_RECORDS PROVIDED_:
────────────────
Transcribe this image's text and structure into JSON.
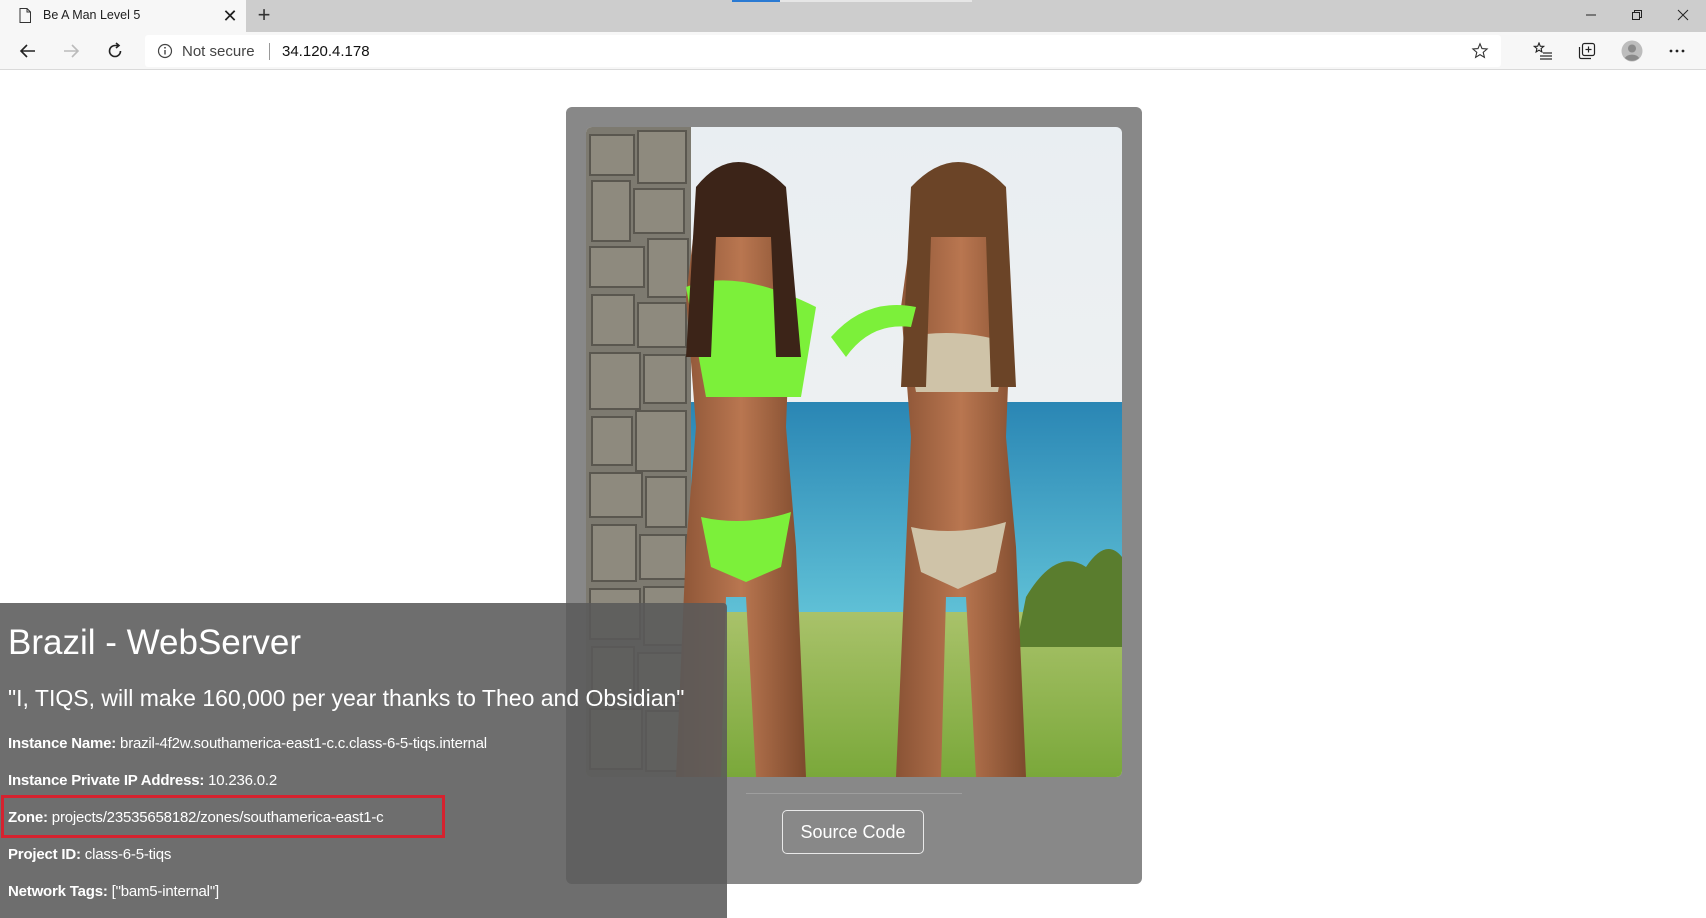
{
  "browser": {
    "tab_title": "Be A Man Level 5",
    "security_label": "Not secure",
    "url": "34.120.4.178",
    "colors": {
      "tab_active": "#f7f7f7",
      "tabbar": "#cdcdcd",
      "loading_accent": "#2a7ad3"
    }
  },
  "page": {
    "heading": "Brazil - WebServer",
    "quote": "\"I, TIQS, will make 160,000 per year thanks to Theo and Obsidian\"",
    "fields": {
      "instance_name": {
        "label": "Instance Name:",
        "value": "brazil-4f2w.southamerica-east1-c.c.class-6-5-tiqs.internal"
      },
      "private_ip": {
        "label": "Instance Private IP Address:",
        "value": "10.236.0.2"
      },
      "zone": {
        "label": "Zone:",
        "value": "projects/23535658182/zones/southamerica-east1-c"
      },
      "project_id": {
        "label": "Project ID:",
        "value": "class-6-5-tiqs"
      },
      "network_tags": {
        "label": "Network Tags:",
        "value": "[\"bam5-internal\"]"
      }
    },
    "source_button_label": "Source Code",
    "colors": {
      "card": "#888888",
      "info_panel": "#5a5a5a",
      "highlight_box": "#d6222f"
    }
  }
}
────────────────
_EXERCISE DESCRIPTION_: Within the material above, find the lines that contain the word "class"; copy them.

_SOLUTION FOR THIS PROBLEM_:
        "value": "brazil-4f2w.southamerica-east1-c.c.class-6-5-tiqs.internal"
        "value": "class-6-5-tiqs"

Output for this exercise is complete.